#### Work instructions
Output every entry exactly as written, skipping any pictures.

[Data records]
--- start ---
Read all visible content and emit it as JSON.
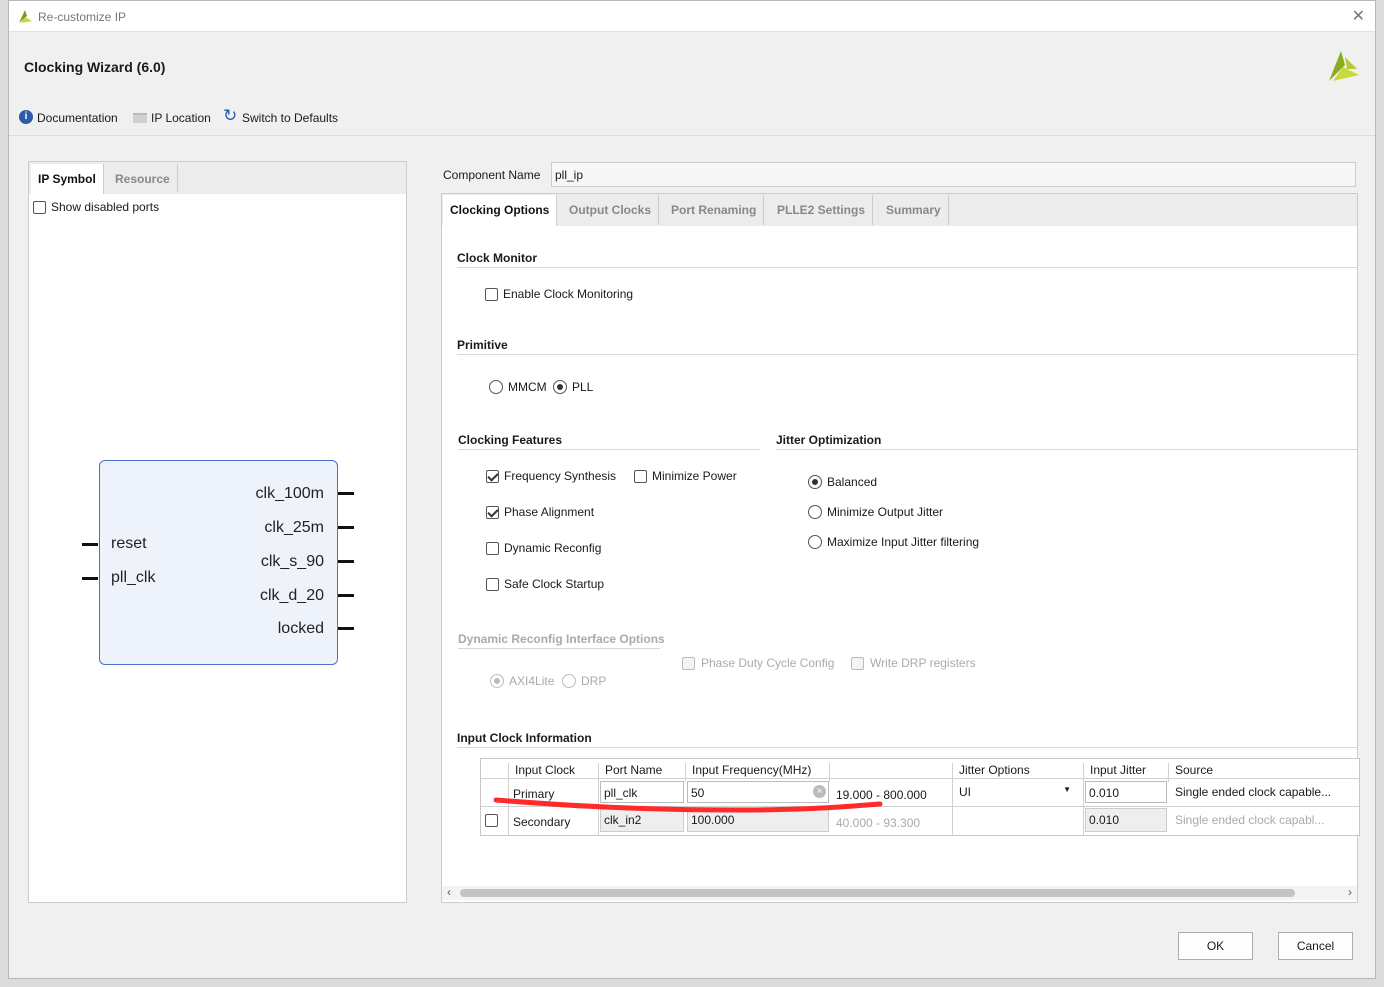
{
  "window": {
    "title": "Re-customize IP"
  },
  "header": {
    "title": "Clocking Wizard (6.0)",
    "documentation": "Documentation",
    "ip_location": "IP Location",
    "switch_defaults": "Switch to Defaults"
  },
  "left": {
    "tabs": [
      "IP Symbol",
      "Resource"
    ],
    "show_disabled_ports": "Show disabled ports",
    "inputs": [
      "reset",
      "pll_clk"
    ],
    "outputs": [
      "clk_100m",
      "clk_25m",
      "clk_s_90",
      "clk_d_20",
      "locked"
    ]
  },
  "component": {
    "label": "Component Name",
    "value": "pll_ip"
  },
  "tabs": [
    "Clocking Options",
    "Output Clocks",
    "Port Renaming",
    "PLLE2 Settings",
    "Summary"
  ],
  "clock_monitor": {
    "title": "Clock Monitor",
    "enable": "Enable Clock Monitoring"
  },
  "primitive": {
    "title": "Primitive",
    "options": [
      "MMCM",
      "PLL"
    ],
    "selected": "PLL"
  },
  "features": {
    "title": "Clocking Features",
    "freq_synth": "Frequency Synthesis",
    "min_power": "Minimize Power",
    "phase_align": "Phase Alignment",
    "dyn_reconfig": "Dynamic Reconfig",
    "safe_startup": "Safe Clock Startup"
  },
  "jitter": {
    "title": "Jitter Optimization",
    "options": [
      "Balanced",
      "Minimize Output Jitter",
      "Maximize Input Jitter filtering"
    ],
    "selected": "Balanced"
  },
  "drp": {
    "title": "Dynamic Reconfig Interface Options",
    "phase_duty": "Phase Duty Cycle Config",
    "write_drp": "Write DRP registers",
    "axi": "AXI4Lite",
    "drp": "DRP"
  },
  "input_clock": {
    "title": "Input Clock Information",
    "headers": [
      "Input Clock",
      "Port Name",
      "Input Frequency(MHz)",
      "",
      "Jitter Options",
      "Input Jitter",
      "Source"
    ],
    "rows": [
      {
        "clock": "Primary",
        "port": "pll_clk",
        "freq": "50",
        "range": "19.000 - 800.000",
        "jitter_opt": "UI",
        "jitter": "0.010",
        "source": "Single ended clock capable..."
      },
      {
        "clock": "Secondary",
        "port": "clk_in2",
        "freq": "100.000",
        "range": "40.000 - 93.300",
        "jitter_opt": "",
        "jitter": "0.010",
        "source": "Single ended clock capabl..."
      }
    ]
  },
  "buttons": {
    "ok": "OK",
    "cancel": "Cancel"
  },
  "colors": {
    "annotation": "#ff2a2a",
    "symbol_fill": "#eef3fb",
    "symbol_border": "#4a6fd0"
  }
}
--- end ---
#### The answer
Read all visible content and emit it as JSON.
{
  "window": {
    "title": "Re-customize IP"
  },
  "header": {
    "title": "Clocking Wizard (6.0)",
    "documentation": "Documentation",
    "ip_location": "IP Location",
    "switch_defaults": "Switch to Defaults"
  },
  "left": {
    "tabs": [
      "IP Symbol",
      "Resource"
    ],
    "show_disabled_ports": "Show disabled ports",
    "inputs": [
      "reset",
      "pll_clk"
    ],
    "outputs": [
      "clk_100m",
      "clk_25m",
      "clk_s_90",
      "clk_d_20",
      "locked"
    ]
  },
  "component": {
    "label": "Component Name",
    "value": "pll_ip"
  },
  "tabs": [
    "Clocking Options",
    "Output Clocks",
    "Port Renaming",
    "PLLE2 Settings",
    "Summary"
  ],
  "clock_monitor": {
    "title": "Clock Monitor",
    "enable": "Enable Clock Monitoring"
  },
  "primitive": {
    "title": "Primitive",
    "options": [
      "MMCM",
      "PLL"
    ],
    "selected": "PLL"
  },
  "features": {
    "title": "Clocking Features",
    "freq_synth": "Frequency Synthesis",
    "min_power": "Minimize Power",
    "phase_align": "Phase Alignment",
    "dyn_reconfig": "Dynamic Reconfig",
    "safe_startup": "Safe Clock Startup"
  },
  "jitter": {
    "title": "Jitter Optimization",
    "options": [
      "Balanced",
      "Minimize Output Jitter",
      "Maximize Input Jitter filtering"
    ],
    "selected": "Balanced"
  },
  "drp": {
    "title": "Dynamic Reconfig Interface Options",
    "phase_duty": "Phase Duty Cycle Config",
    "write_drp": "Write DRP registers",
    "axi": "AXI4Lite",
    "drp": "DRP"
  },
  "input_clock": {
    "title": "Input Clock Information",
    "headers": [
      "Input Clock",
      "Port Name",
      "Input Frequency(MHz)",
      "",
      "Jitter Options",
      "Input Jitter",
      "Source"
    ],
    "rows": [
      {
        "clock": "Primary",
        "port": "pll_clk",
        "freq": "50",
        "range": "19.000 - 800.000",
        "jitter_opt": "UI",
        "jitter": "0.010",
        "source": "Single ended clock capable..."
      },
      {
        "clock": "Secondary",
        "port": "clk_in2",
        "freq": "100.000",
        "range": "40.000 - 93.300",
        "jitter_opt": "",
        "jitter": "0.010",
        "source": "Single ended clock capabl..."
      }
    ]
  },
  "buttons": {
    "ok": "OK",
    "cancel": "Cancel"
  },
  "colors": {
    "annotation": "#ff2a2a",
    "symbol_fill": "#eef3fb",
    "symbol_border": "#4a6fd0"
  }
}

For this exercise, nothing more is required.